Stated exercise: Copy out each line below that has the word "label" in it.

───── Data provided ─────

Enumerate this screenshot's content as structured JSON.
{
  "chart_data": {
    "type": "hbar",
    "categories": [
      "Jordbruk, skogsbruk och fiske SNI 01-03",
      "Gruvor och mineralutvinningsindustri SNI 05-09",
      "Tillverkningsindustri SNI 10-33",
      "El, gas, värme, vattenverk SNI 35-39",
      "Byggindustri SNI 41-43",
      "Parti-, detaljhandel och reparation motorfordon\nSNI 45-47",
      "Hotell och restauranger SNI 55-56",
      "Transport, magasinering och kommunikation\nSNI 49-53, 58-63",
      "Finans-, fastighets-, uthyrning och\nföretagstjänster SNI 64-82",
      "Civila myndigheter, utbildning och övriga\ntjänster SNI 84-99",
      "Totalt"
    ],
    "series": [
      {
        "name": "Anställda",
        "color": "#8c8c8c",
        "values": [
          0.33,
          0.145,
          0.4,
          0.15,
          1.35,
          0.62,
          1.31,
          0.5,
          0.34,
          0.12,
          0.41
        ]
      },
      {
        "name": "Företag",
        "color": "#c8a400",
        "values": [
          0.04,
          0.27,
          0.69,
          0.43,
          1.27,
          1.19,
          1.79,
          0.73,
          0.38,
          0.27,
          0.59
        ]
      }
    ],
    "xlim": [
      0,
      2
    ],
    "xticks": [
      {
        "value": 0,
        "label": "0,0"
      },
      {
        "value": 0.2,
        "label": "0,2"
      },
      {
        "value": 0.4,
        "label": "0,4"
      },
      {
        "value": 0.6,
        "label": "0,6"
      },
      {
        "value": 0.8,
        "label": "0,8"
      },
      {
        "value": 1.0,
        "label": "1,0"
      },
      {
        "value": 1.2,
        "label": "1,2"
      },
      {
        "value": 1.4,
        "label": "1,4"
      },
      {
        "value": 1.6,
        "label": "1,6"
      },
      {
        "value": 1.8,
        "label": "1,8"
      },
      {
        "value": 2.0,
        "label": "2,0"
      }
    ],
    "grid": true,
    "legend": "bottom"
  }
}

─────

Reply:
        "label": "0,0"
        "label": "0,2"
        "label": "0,4"
        "label": "0,6"
        "label": "0,8"
        "label": "1,0"
        "label": "1,2"
        "label": "1,4"
        "label": "1,6"
        "label": "1,8"
        "label": "2,0"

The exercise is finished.